Collection entries
========================================================================
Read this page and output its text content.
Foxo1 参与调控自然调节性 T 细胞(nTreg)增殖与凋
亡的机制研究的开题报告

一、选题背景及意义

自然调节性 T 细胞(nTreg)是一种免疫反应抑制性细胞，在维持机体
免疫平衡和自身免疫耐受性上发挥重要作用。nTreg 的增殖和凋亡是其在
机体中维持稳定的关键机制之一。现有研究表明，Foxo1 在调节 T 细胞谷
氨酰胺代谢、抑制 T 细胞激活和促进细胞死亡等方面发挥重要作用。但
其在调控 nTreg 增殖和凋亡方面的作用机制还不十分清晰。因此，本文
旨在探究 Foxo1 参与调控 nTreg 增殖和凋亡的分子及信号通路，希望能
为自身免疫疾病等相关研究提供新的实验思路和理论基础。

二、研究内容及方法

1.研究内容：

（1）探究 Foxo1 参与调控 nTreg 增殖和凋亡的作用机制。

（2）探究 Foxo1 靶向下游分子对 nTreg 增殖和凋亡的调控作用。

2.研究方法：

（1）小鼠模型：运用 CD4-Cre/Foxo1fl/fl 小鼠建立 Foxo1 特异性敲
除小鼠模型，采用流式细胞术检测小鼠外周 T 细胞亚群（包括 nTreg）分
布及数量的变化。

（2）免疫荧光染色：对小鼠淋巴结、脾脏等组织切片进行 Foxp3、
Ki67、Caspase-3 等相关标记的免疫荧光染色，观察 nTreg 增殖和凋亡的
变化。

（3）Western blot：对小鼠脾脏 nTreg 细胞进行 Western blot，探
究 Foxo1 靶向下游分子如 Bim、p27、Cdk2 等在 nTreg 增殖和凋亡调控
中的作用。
========================================================================
Required task
Find the string "nTreg" in the listing and return every line that holds it.

Result
Foxo1 参与调控自然调节性 T 细胞(nTreg)增殖与凋
自然调节性 T 细胞(nTreg)是一种免疫反应抑制性细胞，在维持机体
免疫平衡和自身免疫耐受性上发挥重要作用。nTreg 的增殖和凋亡是其在
其在调控 nTreg 增殖和凋亡方面的作用机制还不十分清晰。因此，本文
旨在探究 Foxo1 参与调控 nTreg 增殖和凋亡的分子及信号通路，希望能
（1）探究 Foxo1 参与调控 nTreg 增殖和凋亡的作用机制。
（2）探究 Foxo1 靶向下游分子对 nTreg 增殖和凋亡的调控作用。
除小鼠模型，采用流式细胞术检测小鼠外周 T 细胞亚群（包括 nTreg）分
Ki67、Caspase-3 等相关标记的免疫荧光染色，观察 nTreg 增殖和凋亡的
（3）Western blot：对小鼠脾脏 nTreg 细胞进行 Western blot，探
究 Foxo1 靶向下游分子如 Bim、p27、Cdk2 等在 nTreg 增殖和凋亡调控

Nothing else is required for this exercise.